Görev 1 :: Listede "toc-entry-level-2[interactable] [0, 987, 954, 1009]" içeren satırdan "chapter-title: Technical data" içeren satıra kadar her şeyi, iki uç da dahil olmak üzere, hiç değiştirmeden yazın.

Mazlum-Der Gaziantep Şube Başkanı Abdurrahim Çelik, Çin'i, Uygurlu kardeşlerimizi olumsuz etkileyen sert ve acımasız, insanlık suçu sayılacak uygulamalardan vazgeçmeye davet ettiklerini belirtti.
Çelik, Uyur bölgesinde soykırıma ortak olunmamasını isteyerek, önceki yıl Çin'deki bir fabrikada yaşanan olayların ardından başlayan ve katliama dönüşen saldırıların ardından yüzlerce Doğu Türkistanlıların katledildiğini dikkat çekti.
Bu bölgede yaşananların artık sona ermesi gerektiğini dikkat çeken Çelik, şunları kaydetti:
'Bu mazlum coğrafya yıllardır adeta bir soykırıma maruz kalmakta, her türlü insanlık dışı muamele yaşanmakta ve insanlar en temel hak ve özgürlükleri despotça ihlal edilmektedir. Yeter artık diyoruz. 30 milyon Müslüman'ın yaşadığı Doğu Türkistan, 1876'dan beri Çin'in işgali altındadır. Devletlerin vazifesi, mekan isimlerini değiştirmek değil adalet, hizmet ve barışı egemen kılmak iken Türkistan-ı Şarki olarak bilinen bölgenin adı, işgal sonrasında Çince yeni fethedilmiş manasına gelen Sincan olarak değiştirilmişti. Bazı basın yayın kuruluşlarında olayın Sincan bölgesinde etnik çatışma şeklinde duyurulması bile en hafifi ile bir duyarsızlık ve insani değerlere ihanettir. Sivillere yapılan insanlık suçudur. Çin ise Doğu Türkistan'da fiilen işlemektedir.

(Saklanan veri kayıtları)
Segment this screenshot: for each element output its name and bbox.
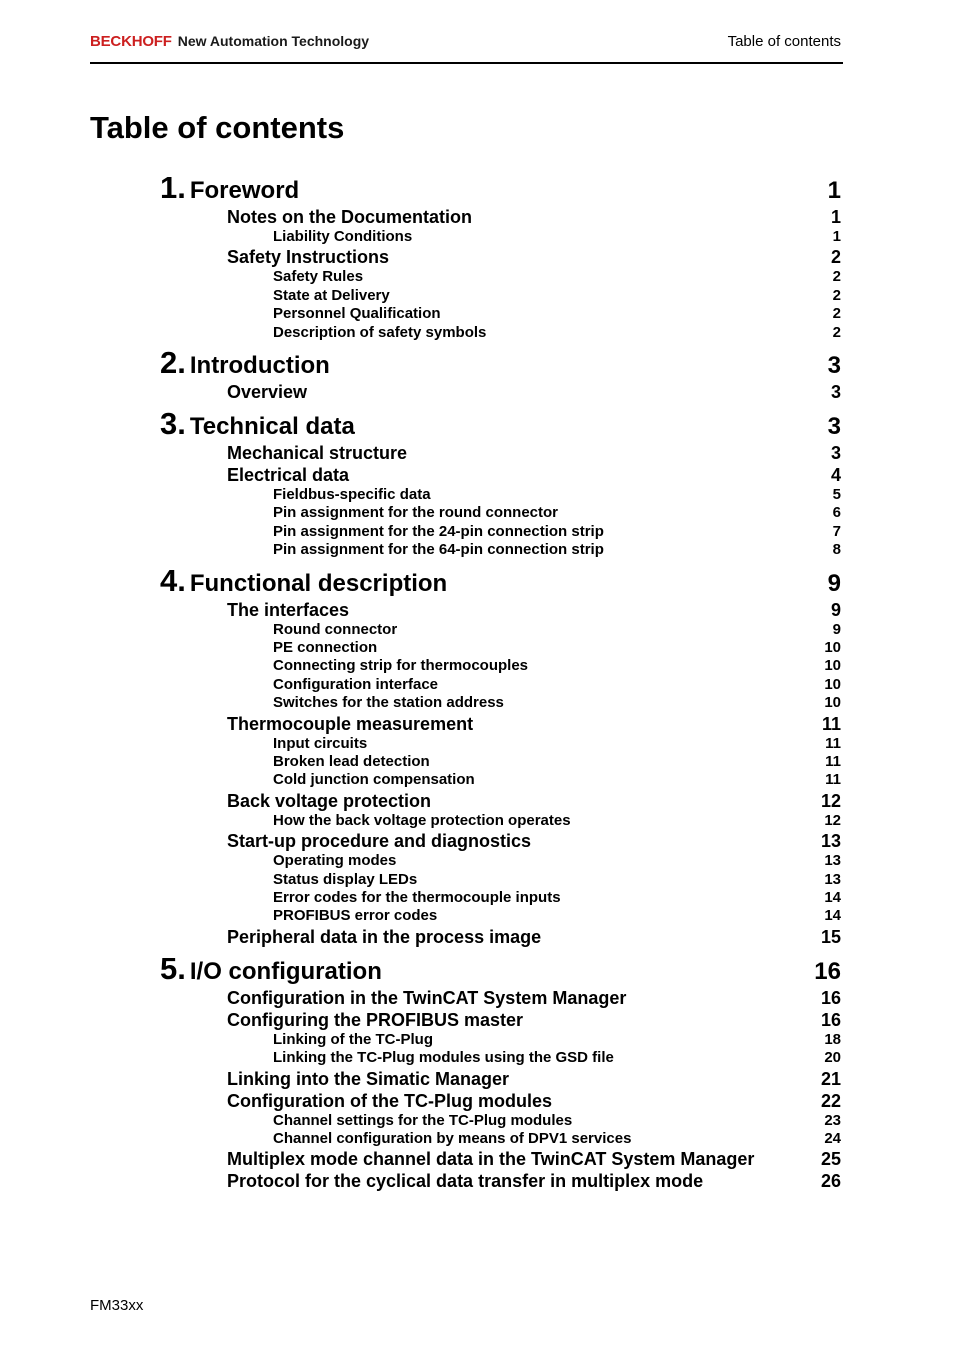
toc-entry-level-2[interactable] [0, 987, 954, 1009]
toc-entry-level-2[interactable] [0, 790, 954, 812]
toc-entry-page-number: 2 [832, 323, 841, 341]
toc-entry-level-3[interactable] [0, 753, 954, 771]
toc-entry-label [160, 345, 330, 381]
toc-entry-level-2[interactable] [0, 830, 954, 852]
toc-entry-label: The interfaces [227, 599, 350, 620]
toc-entry-page-number: 21 [820, 1068, 841, 1089]
toc-entry-page-number: 2 [832, 286, 841, 304]
toc-entry-label: How the back voltage protection operates [273, 811, 571, 829]
toc-entry-level-3[interactable] [0, 287, 954, 305]
toc-entry-level-2[interactable] [0, 713, 954, 735]
toc-entry-label: PROFIBUS error codes [273, 907, 438, 925]
toc-entry-page-number: 9 [827, 569, 841, 597]
toc-entry-label: Back voltage protection [227, 790, 432, 811]
toc-entry-page-number: 11 [821, 713, 841, 734]
toc-entry-level-2[interactable] [0, 1170, 954, 1192]
toc-entry-page-number: 14 [824, 889, 841, 906]
toc-entry-level-3[interactable] [0, 504, 954, 522]
toc-entry-page-number: 16 [814, 957, 841, 985]
toc-entry-level-3[interactable] [0, 676, 954, 694]
toc-entry-label: Peripheral data in the process image [227, 926, 542, 947]
toc-entry-label: Pin assignment for the round connector [273, 504, 559, 522]
toc-entry-label [160, 950, 382, 987]
toc-entry-page-number: 16 [820, 1009, 841, 1030]
toc-entry-label: Pin assignment for the 64-pin connection strip [273, 541, 604, 559]
toc-entry-page-number: 10 [824, 639, 841, 656]
toc-entry-label: Electrical data [227, 465, 350, 485]
toc-entry-page-number: 3 [827, 413, 841, 440]
toc-entry-label: Connecting strip for thermocouples [273, 657, 529, 675]
toc-entry-page-number: 22 [820, 1090, 841, 1111]
toc-entry-page-number: 11 [825, 734, 841, 752]
toc-entry-label: Protocol for the cyclical data transfer in multiplex mode [227, 1171, 704, 1192]
chapter-title: Technical data [189, 413, 355, 440]
toc-entry-level-3[interactable] [0, 871, 954, 889]
toc-entry-level-3[interactable] [0, 771, 954, 789]
toc-entry-label: Description of safety symbols [273, 323, 487, 341]
toc-entry-page-number: 15 [820, 926, 841, 947]
toc-entry-label: Linking the TC-Plug modules using the GSD file [273, 1049, 614, 1067]
toc-entry-label: Safety Rules [273, 268, 364, 286]
toc-entry-level-3[interactable] [0, 694, 954, 712]
toc-entry-page-number: 10 [824, 694, 841, 712]
toc-entry-page-number: 12 [820, 790, 841, 811]
toc-entry-page-number: 1 [830, 207, 841, 227]
toc-entry-label: Liability Conditions [273, 228, 413, 245]
toc-entry-label: Input circuits [273, 734, 368, 752]
chapter-title: Functional description [189, 569, 448, 597]
toc-entry-page-number: 2 [832, 268, 841, 286]
toc-entry-page-number: 10 [824, 675, 841, 693]
toc-entry-level-3[interactable] [0, 523, 954, 541]
toc-entry-level-2[interactable] [0, 1009, 954, 1031]
chapter-number: 1. [160, 170, 186, 205]
toc-entry-label: Broken lead detection [273, 753, 430, 770]
toc-entry-level-1[interactable] [0, 950, 954, 987]
toc-entry-label: Configuring the PROFIBUS master [227, 1009, 524, 1030]
toc-entry-level-3[interactable] [0, 639, 954, 657]
toc-entry-label [160, 170, 300, 206]
toc-entry-page-number: 23 [824, 1111, 841, 1129]
toc-entry-page-number: 3 [830, 443, 841, 463]
toc-entry-label: Configuration in the TwinCAT System Manager [227, 987, 627, 1008]
toc-entry-label: Multiplex mode channel data in the TwinCAT System Manager [227, 1149, 755, 1170]
chapter-title: Introduction [189, 352, 330, 379]
toc-entry-level-3[interactable] [0, 228, 954, 246]
toc-entry-level-3[interactable] [0, 1031, 954, 1049]
toc-entry-level-2[interactable] [0, 246, 954, 268]
toc-entry-page-number: 6 [832, 504, 841, 522]
header-section-title: Table of contents [727, 33, 841, 50]
toc-entry-label: Switches for the station address [273, 694, 504, 712]
toc-entry-level-3[interactable] [0, 621, 954, 639]
toc-entry-level-3[interactable] [0, 268, 954, 286]
toc-entry-level-3[interactable] [0, 324, 954, 342]
toc-entry-level-2[interactable] [0, 1068, 954, 1090]
toc-entry-label: Configuration interface [273, 675, 439, 693]
toc-entry-page-number: 18 [824, 1030, 841, 1048]
toc-entry-page-number: 2 [832, 305, 841, 323]
toc-entry-page-number: 7 [832, 522, 841, 540]
page-title: Table of contents [90, 110, 345, 145]
toc-entry-level-1[interactable] [0, 562, 954, 599]
toc-entry-level-2[interactable] [0, 442, 954, 464]
toc-entry-label: Pin assignment for the 24-pin connection strip [273, 522, 604, 540]
footer-doc-code: FM33xx [90, 1297, 144, 1314]
toc-entry-label: Start-up procedure and diagnostics [227, 831, 532, 852]
toc-entry-label: Linking into the Simatic Manager [227, 1068, 510, 1089]
toc-entry-page-number: 3 [830, 382, 841, 402]
toc-entry-level-3[interactable] [0, 812, 954, 830]
toc-entry-label: Channel configuration by means of DPV1 services [273, 1130, 632, 1147]
toc-entry-label: Configuration of the TC-Plug modules [227, 1090, 552, 1111]
toc-entry-page-number: 4 [830, 465, 841, 485]
toc-entry-label: Overview [227, 382, 308, 402]
toc-entry-level-3[interactable] [0, 541, 954, 559]
toc-entry-level-1[interactable] [0, 408, 954, 442]
toc-entry-label: Round connector [273, 620, 398, 638]
toc-entry-page-number: 24 [824, 1130, 841, 1147]
toc-entry-page-number: 2 [830, 247, 841, 268]
toc-entry-level-2[interactable] [0, 926, 954, 948]
chapter-title: I/O configuration [189, 957, 382, 985]
toc-entry-level-1[interactable] [0, 347, 954, 381]
toc-entry-page-number: 3 [827, 352, 841, 379]
toc-entry-level-2[interactable] [0, 1148, 954, 1170]
toc-entry-label: State at Delivery [273, 286, 390, 304]
toc-entry-level-3[interactable] [0, 1049, 954, 1067]
toc-entry-label: Fieldbus-specific data [273, 486, 431, 503]
toc-entry-level-3[interactable] [0, 735, 954, 753]
toc-entry-level-2[interactable] [0, 381, 954, 403]
toc-entry-page-number: 10 [824, 657, 841, 675]
toc-entry-page-number: 11 [825, 771, 841, 789]
toc-entry-page-number: 25 [820, 1149, 841, 1170]
toc-entry-label: Notes on the Documentation [227, 207, 473, 227]
toc-entry-level-2[interactable] [0, 1090, 954, 1112]
toc-entry-level-3[interactable] [0, 657, 954, 675]
chapter-number: 5. [160, 950, 186, 986]
toc-entry-level-3[interactable] [0, 1112, 954, 1130]
toc-entry-page-number: 13 [820, 831, 841, 852]
toc-entry-label: Mechanical structure [227, 443, 408, 463]
toc-entry-page-number: 11 [825, 753, 841, 770]
toc-entry-level-3[interactable] [0, 852, 954, 870]
chapter-number: 4. [160, 562, 186, 598]
toc-entry-page-number: 1 [832, 228, 841, 245]
toc-entry-label: Cold junction compensation [273, 771, 475, 789]
toc-entry-page-number: 14 [824, 907, 841, 925]
toc-entry-page-number: 26 [820, 1171, 841, 1192]
toc-entry-page-number: 20 [824, 1049, 841, 1067]
brand-name: BECKHOFF [90, 33, 172, 50]
toc-entry-level-2[interactable] [0, 464, 954, 486]
toc-entry-page-number: 12 [824, 811, 841, 829]
toc-entry-label: Linking of the TC-Plug [273, 1030, 433, 1048]
toc-entry-label: Status display LEDs [273, 870, 418, 888]
toc-entry-page-number: 9 [830, 599, 841, 620]
toc-entry-page-number: 9 [832, 620, 841, 638]
toc-entry-label: Safety Instructions [227, 247, 390, 268]
chapter-number: 3. [160, 406, 186, 441]
toc-entry-page-number: 16 [820, 987, 841, 1008]
toc-entry-level-1[interactable] [0, 172, 954, 206]
toc-entry-page-number: 1 [827, 177, 841, 204]
toc-entry-page-number: 13 [824, 852, 841, 870]
toc-entry-page-number: 8 [832, 541, 841, 559]
toc-entry-page-number: 5 [832, 486, 841, 503]
chapter-title: Foreword [189, 177, 300, 204]
toc-entry-level-3[interactable] [0, 305, 954, 323]
toc-entry-level-3[interactable] [0, 889, 954, 907]
toc-entry-label: Error codes for the thermocouple inputs [273, 889, 561, 906]
toc-entry-level-2[interactable] [0, 599, 954, 621]
toc-entry-label: Operating modes [273, 852, 397, 870]
toc-entry-level-3[interactable] [0, 486, 954, 504]
toc-entry-level-2[interactable] [0, 206, 954, 228]
toc-entry-level-3[interactable] [0, 907, 954, 925]
toc-entry-label: Personnel Qualification [273, 305, 441, 323]
toc-entry-label: Channel settings for the TC-Plug modules [273, 1111, 573, 1129]
toc-entry-label [160, 406, 355, 442]
chapter-number: 2. [160, 345, 186, 380]
toc-entry-label: PE connection [273, 639, 378, 656]
toc-entry-level-3[interactable] [0, 1130, 954, 1148]
toc-entry-label: Thermocouple measurement [227, 713, 474, 734]
toc-entry-page-number: 13 [824, 870, 841, 888]
brand-tagline: New Automation Technology [177, 33, 370, 49]
toc-entry-label [160, 562, 448, 599]
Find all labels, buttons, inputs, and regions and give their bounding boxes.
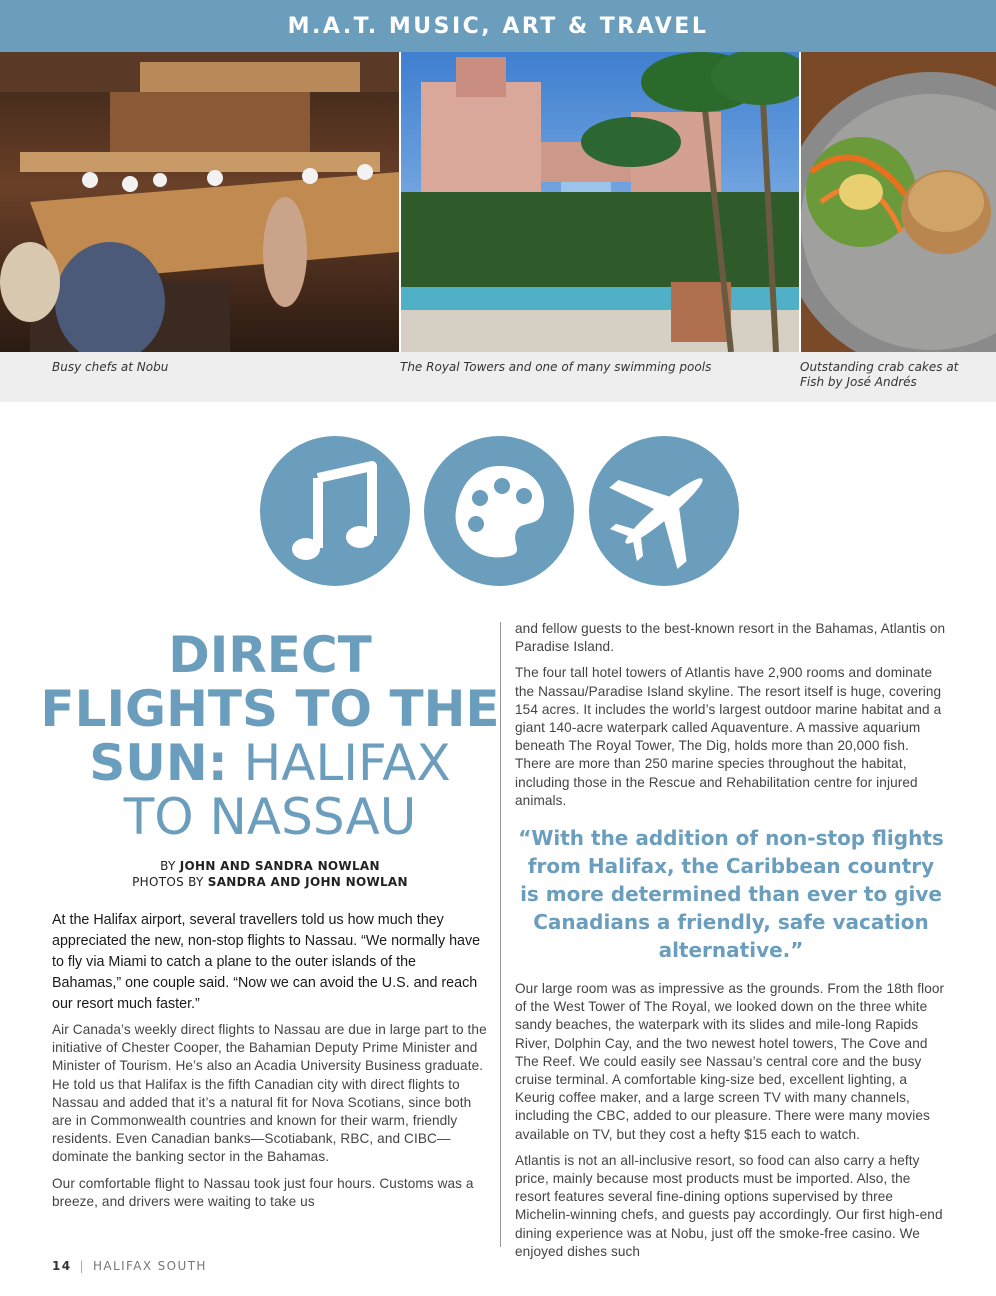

Görev 2 ::
Doğu Türkistan'la ilgili metne göre şu ifadeler doğru mu? Her birine evet ya da hayır deyin ve karar veren sözleri metinden aynen alıntılayın.
(a) Doğu Türkistan'da 30 milyon Müslüman yaşıyor.
(b) Doğu Türkistan 1900'den beri Çin'in işgali altında.
(c) Sincan adı Çincede "yeni fethedilmiş" anlamına geliyor.

Çözüm 1 ::
toc-entry-level-2[interactable] [0, 987, 954, 1009]
toc-entry-level-2[interactable] [0, 790, 954, 812]
toc-entry-page-number: 2 [832, 323, 841, 341]
toc-entry-level-3[interactable] [0, 753, 954, 771]
toc-entry-label [160, 345, 330, 381]
toc-entry-level-2[interactable] [0, 830, 954, 852]
toc-entry-label: The interfaces [227, 599, 350, 620]
toc-entry-page-number: 21 [820, 1068, 841, 1089]
toc-entry-page-number: 2 [832, 286, 841, 304]
toc-entry-label: How the back voltage protection operates [273, 811, 571, 829]
toc-entry-level-3[interactable] [0, 287, 954, 305]
toc-entry-level-2[interactable] [0, 713, 954, 735]
toc-entry-label: PROFIBUS error codes [273, 907, 438, 925]
toc-entry-page-number: 9 [827, 569, 841, 597]
toc-entry-label: Back voltage protection [227, 790, 432, 811]
toc-entry-page-number: 11 [821, 713, 841, 734]
toc-entry-level-2[interactable] [0, 1170, 954, 1192]
toc-entry-page-number: 14 [824, 889, 841, 906]
toc-entry-level-3[interactable] [0, 504, 954, 522]
toc-entry-page-number: 16 [814, 957, 841, 985]
toc-entry-level-3[interactable] [0, 676, 954, 694]
toc-entry-label: Peripheral data in the process image [227, 926, 542, 947]
toc-entry-label: Pin assignment for the round connector [273, 504, 559, 522]
toc-entry-label [160, 950, 382, 987]
toc-entry-page-number: 16 [820, 1009, 841, 1030]
toc-entry-label: Pin assignment for the 64-pin connection strip [273, 541, 604, 559]
toc-entry-page-number: 10 [824, 639, 841, 656]
toc-entry-label: Electrical data [227, 465, 350, 485]
toc-entry-page-number: 3 [827, 413, 841, 440]
toc-entry-label: Connecting strip for thermocouples [273, 657, 529, 675]
toc-entry-page-number: 22 [820, 1090, 841, 1111]
toc-entry-page-number: 11 [825, 734, 841, 752]
toc-entry-label: Protocol for the cyclical data transfer in multiplex mode [227, 1171, 704, 1192]
chapter-title: Technical data [189, 413, 355, 440]

Çözüm 2 ::
(a) Evet: "30 milyon Müslüman'ın yaşadığı Doğu Türkistan"
(b) Hayır: "1876'dan beri Çin'in işgali altındadır"
(c) Evet: "Çince yeni fethedilmiş manasına gelen Sincan"